### Требования
1. Переведите на английский язык предложение из беседы о протестах в Москве: «Эта идея обсуждалась среди разных активистов».
2. Допишите беседу о протестах в Москве, начав сразу после ее последней реплики.

### Фрагмент текста

Илья Азар: В вашем вопросе содержится ответ. Да, насколько я помню, между 5-м и 9-м, до тех пор, пока не стало понятно, что протест будет на Болотной, а не на площади Революции, с первого митинга на Чистых прудах до момента увода было ощущение, что власть испугана, не знает, что делать. Действительно, было непонятно, что будет.

Сергей Медведев: А если бы пошли на площадь Революции, задавили бы, было бы больше арестов?

Илья Азар: Думаю, да. Но это зависело бы от того, что там делали. Если бы просто стояли, то все было бы примерно так же, а если бы были какие-то поползновения от нацболов, то был бы жесткий ответ.

Сергей Медведев: То есть опять все сводится к той львовской сотне, которой не стали нацболы… Недавно в этой студии мы говорили про Петра Павленского: есть один человек, который просто не боится, и власть уже не знает, что с ним делать. На одном из неразрешенных митингов, когда был приговор Навальному, в самом конце декабря, мы циркулировали маленькими группками на углу Манежной площади: кого-то выхватывали, кого-то оставляли, люди продолжали циркулировать. Я подумал: если найдутся хотя бы 10 человек, которые готовы выйти на проезжую часть и остановить движение, то они ничего не сделают. Но среди этих десяти тысяч людей, которые были там, не было таких, кто был способен перекрыть движение. Мы циркулировали, как бараны, нас по одному выхватывали на закланье, и все.

Илья Азар: Эта идея обсуждалась среди разных активистов.

Сергей Медведев: Это русская черта – покорность? Украинцы способны к коллективному действию?

### Набор данных
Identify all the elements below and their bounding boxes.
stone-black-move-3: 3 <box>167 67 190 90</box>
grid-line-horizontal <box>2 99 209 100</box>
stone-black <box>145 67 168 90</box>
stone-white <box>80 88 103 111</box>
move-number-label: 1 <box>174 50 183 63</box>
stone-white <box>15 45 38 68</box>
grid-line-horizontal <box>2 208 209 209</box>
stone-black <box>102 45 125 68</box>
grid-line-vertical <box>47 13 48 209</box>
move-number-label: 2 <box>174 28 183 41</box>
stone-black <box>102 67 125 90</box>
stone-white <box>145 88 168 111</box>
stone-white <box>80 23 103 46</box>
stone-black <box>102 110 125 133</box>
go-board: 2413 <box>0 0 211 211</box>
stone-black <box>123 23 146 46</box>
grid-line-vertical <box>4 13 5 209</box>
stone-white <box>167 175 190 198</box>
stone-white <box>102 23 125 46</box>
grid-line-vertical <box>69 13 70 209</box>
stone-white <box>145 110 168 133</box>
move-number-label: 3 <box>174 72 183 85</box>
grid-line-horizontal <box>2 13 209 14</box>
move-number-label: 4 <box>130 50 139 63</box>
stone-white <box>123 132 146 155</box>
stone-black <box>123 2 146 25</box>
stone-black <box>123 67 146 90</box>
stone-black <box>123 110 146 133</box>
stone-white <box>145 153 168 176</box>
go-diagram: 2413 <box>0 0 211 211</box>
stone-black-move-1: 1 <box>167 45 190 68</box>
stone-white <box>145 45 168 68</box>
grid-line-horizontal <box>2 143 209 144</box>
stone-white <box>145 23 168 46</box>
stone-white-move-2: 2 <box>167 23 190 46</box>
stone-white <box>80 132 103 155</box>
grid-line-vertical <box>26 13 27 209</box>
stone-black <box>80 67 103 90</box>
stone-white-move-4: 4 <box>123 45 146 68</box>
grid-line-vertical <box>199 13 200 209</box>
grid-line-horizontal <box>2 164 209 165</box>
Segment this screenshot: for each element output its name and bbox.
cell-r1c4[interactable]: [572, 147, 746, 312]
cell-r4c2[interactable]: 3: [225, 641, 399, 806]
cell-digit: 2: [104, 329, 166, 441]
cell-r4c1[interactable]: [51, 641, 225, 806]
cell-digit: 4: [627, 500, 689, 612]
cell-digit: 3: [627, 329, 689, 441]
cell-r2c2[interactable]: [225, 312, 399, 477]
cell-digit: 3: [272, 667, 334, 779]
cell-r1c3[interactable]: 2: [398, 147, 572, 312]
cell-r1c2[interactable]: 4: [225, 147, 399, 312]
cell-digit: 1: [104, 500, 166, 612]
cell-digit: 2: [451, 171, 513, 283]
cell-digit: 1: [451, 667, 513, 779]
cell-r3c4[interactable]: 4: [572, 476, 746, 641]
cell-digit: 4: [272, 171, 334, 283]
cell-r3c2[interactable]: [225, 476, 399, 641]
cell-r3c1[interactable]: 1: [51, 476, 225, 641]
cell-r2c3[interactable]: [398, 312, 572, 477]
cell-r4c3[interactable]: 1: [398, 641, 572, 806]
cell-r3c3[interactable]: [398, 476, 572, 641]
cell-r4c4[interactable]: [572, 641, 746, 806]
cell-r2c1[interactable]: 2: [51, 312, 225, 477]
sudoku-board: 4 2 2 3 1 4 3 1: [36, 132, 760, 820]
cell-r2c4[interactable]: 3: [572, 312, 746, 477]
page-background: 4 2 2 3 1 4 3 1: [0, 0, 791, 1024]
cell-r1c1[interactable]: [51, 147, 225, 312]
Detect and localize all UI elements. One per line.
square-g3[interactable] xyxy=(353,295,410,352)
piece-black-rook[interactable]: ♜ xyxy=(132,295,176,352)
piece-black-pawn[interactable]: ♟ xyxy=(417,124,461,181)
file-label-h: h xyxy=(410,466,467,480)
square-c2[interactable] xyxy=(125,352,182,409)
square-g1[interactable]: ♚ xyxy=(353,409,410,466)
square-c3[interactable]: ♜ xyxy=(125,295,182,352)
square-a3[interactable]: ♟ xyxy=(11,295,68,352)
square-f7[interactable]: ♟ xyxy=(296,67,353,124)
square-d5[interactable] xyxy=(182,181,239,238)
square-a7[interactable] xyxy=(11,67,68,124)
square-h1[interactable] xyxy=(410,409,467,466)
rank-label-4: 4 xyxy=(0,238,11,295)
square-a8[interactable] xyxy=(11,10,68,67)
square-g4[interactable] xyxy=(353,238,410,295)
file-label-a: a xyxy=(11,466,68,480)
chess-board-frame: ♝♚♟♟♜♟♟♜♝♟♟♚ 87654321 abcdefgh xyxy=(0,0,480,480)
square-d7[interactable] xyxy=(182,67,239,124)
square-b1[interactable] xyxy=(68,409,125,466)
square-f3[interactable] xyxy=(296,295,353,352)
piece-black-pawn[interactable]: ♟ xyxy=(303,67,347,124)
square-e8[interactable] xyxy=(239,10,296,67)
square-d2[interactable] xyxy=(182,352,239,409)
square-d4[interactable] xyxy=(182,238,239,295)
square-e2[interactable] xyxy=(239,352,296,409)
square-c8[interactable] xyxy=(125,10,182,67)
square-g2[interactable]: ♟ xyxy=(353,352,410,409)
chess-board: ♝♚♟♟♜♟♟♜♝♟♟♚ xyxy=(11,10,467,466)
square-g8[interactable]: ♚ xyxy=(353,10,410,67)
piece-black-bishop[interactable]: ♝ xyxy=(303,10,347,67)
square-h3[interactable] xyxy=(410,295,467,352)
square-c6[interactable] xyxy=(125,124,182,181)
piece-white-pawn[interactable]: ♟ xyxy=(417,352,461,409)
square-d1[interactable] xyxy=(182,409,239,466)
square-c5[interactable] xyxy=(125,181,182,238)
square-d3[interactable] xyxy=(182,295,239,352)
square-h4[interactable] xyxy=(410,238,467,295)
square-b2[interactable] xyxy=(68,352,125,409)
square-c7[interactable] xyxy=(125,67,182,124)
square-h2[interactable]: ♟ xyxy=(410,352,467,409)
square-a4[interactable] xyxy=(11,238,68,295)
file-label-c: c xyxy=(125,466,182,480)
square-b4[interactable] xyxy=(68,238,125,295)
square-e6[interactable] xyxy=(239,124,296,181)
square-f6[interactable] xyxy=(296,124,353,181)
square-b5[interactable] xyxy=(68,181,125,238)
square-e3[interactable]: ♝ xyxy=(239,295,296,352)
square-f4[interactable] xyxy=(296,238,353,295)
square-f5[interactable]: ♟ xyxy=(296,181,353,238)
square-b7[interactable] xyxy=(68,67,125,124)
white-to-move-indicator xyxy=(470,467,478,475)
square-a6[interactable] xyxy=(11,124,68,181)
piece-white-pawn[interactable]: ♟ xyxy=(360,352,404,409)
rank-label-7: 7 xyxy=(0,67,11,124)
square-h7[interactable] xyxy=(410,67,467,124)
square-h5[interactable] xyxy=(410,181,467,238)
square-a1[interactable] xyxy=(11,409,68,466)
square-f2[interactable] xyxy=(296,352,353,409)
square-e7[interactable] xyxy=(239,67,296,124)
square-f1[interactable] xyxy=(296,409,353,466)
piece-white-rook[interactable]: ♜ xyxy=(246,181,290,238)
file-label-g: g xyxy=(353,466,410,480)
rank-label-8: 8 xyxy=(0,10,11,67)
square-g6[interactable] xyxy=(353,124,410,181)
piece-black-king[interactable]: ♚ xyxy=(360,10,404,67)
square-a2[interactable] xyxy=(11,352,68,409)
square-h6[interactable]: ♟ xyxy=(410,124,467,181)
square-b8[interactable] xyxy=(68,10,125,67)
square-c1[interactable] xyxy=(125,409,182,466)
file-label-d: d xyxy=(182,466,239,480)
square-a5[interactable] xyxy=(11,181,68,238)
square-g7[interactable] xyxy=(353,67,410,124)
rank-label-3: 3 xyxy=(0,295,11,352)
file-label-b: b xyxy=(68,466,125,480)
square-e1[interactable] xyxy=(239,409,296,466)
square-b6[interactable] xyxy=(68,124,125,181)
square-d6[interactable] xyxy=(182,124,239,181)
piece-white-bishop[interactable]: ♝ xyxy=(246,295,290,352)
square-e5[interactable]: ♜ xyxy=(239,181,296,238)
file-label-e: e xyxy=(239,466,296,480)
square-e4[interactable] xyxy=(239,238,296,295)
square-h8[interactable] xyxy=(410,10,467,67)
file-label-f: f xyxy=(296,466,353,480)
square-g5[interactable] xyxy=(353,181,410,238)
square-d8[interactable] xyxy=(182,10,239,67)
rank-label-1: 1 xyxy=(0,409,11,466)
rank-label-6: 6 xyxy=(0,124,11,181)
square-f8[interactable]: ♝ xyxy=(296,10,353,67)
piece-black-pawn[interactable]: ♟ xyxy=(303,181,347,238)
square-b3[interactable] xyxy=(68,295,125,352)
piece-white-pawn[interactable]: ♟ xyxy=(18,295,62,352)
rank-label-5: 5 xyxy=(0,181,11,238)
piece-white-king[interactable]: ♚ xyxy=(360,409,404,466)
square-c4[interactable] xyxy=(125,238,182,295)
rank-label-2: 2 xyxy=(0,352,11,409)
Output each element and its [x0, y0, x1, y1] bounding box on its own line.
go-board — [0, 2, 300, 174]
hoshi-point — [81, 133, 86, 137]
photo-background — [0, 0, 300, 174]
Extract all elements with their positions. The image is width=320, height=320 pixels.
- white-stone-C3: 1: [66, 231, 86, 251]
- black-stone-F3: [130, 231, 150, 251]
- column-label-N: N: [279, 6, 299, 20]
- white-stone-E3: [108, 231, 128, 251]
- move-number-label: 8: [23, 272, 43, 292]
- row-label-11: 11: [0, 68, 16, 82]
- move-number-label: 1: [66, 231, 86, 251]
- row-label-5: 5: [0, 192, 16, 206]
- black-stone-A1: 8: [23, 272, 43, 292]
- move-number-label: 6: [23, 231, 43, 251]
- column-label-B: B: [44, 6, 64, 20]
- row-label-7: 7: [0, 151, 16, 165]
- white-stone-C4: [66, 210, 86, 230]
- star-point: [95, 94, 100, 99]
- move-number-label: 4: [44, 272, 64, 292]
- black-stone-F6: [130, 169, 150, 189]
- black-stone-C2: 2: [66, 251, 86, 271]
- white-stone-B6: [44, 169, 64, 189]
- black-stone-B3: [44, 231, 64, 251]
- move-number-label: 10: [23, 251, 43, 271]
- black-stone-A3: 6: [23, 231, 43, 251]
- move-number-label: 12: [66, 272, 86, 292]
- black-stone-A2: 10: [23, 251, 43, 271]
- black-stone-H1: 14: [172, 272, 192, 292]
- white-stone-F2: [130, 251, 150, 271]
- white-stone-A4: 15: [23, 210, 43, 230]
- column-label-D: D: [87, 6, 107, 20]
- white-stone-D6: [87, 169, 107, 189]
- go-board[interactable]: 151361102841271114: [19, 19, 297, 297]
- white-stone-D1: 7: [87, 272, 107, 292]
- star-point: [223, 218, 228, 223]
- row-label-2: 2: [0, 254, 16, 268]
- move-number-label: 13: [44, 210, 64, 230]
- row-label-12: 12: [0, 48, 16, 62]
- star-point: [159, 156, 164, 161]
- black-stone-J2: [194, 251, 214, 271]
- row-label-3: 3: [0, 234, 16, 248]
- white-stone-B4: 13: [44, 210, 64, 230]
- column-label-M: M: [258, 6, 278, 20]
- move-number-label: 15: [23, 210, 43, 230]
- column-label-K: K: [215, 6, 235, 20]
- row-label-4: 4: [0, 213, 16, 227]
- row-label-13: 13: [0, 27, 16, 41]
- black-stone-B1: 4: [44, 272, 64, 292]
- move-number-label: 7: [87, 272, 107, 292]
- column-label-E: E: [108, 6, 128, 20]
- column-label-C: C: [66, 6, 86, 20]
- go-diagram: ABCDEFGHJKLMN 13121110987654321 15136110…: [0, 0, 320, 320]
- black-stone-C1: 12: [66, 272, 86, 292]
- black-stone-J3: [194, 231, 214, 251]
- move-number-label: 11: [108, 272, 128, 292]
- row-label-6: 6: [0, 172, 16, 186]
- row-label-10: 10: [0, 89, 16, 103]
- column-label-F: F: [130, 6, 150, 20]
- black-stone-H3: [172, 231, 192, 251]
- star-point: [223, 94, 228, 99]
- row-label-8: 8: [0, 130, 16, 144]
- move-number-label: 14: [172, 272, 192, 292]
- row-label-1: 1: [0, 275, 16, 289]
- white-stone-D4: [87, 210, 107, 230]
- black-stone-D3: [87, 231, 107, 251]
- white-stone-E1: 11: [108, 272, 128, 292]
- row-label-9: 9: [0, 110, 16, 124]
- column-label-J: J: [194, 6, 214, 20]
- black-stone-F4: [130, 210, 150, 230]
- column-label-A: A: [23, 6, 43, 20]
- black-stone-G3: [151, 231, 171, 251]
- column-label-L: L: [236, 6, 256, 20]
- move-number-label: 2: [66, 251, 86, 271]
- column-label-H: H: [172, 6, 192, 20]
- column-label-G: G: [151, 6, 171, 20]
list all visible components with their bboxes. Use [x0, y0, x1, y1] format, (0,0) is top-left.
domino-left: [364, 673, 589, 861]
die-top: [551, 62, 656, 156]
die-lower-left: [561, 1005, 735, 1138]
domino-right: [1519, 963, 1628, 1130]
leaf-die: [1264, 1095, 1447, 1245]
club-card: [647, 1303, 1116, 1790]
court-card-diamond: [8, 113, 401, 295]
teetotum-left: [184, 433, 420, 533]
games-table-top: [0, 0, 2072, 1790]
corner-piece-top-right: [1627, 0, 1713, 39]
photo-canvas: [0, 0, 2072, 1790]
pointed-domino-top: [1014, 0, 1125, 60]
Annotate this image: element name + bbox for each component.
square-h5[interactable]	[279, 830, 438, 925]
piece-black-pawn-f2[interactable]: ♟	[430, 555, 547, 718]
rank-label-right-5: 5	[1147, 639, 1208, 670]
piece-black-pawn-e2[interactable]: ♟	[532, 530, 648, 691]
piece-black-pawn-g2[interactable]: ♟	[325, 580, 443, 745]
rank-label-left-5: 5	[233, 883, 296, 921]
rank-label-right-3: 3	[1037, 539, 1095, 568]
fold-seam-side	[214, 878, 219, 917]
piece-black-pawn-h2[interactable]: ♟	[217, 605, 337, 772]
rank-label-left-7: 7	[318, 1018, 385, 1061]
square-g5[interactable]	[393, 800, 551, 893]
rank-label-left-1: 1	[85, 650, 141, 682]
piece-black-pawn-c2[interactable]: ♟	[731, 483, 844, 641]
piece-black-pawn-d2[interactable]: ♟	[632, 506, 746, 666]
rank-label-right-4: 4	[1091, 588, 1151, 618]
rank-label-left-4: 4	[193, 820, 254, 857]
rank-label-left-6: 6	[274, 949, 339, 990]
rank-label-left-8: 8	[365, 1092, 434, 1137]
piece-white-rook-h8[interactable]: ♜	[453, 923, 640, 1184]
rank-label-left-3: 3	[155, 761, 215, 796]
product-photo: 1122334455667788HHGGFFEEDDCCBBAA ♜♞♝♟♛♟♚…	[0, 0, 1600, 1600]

### Ответы
1. This idea was discussed among various activists.

2.
Есть одна очень важная вещь, которая приближает революцию, – это действия нашей власти

Георгий Сатаров: Про тот же русский характер говорят ровно противоположное: жгли усадьбы, были бунты большевистского периода – Кронштадтский мятеж, крестьянский мятеж... Но мы можем вспомнить и летний протест, тоже необъявленный митинг, когда собралось не меньше народу, если не больше. Там даже боялись выхватывать, когда молодые ребята стояли у Думы.

Сергей Медведев: Насколько дальнобойщики являются консолидированной силой, возможным прообразом будущего протеста?

Георгий Сатаров: Дело не в консолидированности, а в том, что они только стартовали, они не готовы к немедленной политизации своего протеста. Если вы посмотрите любую сферу, например, обманутых дольщиков… Я просто еще давно видел, как они начинали с социальных требований, а потом говорили, что теперь надо брать власть в Химках. Это всегда идет шаг за шагом.

Сергей Медведев: То есть всегда наступает момент политизации, как, скажем, произошло с Химкинским лесом?

Радикализировал протест лично Владимир Путин

Георгий Сатаров: Совершенно верно. Понятно, что эту политизацию запускает нулевая реакция власти.

Сергей Медведев: Илья, для вас дальнобойщики являются моделью? Интересна реакция просвещенной публики на дальнобойщиков: вот она, волна народного гнева, наконец-то едет на фурах. И тоже никуда она не приехала.

Илья Азар: Я ездил, общался с ними в те дни, когда от них чего-то ожидали. Около 15 фур стояло и, наверное, еще стоит в Химках.

Сергей Медведев: Может, в Химках что-то поправить? И Химкинский лес, и дольщики, и дальнобойщики стоят…

Илья Азар: Честно говоря, вообще не похоже, чтобы те, кто там находился, были готовы к политизации. Это классический протест – приехали к царю рассказать про плохих бояр. Во всяком случае, про Путина они в большинстве своем не думают и не говорят плохо, хотя плохо говорят про все, в особенности про свое.

Сергей Медведев: Я помню, что у дальнобойщиков в кабинах всегда были портреты Сталина. Сейчас у них нет таких портретов?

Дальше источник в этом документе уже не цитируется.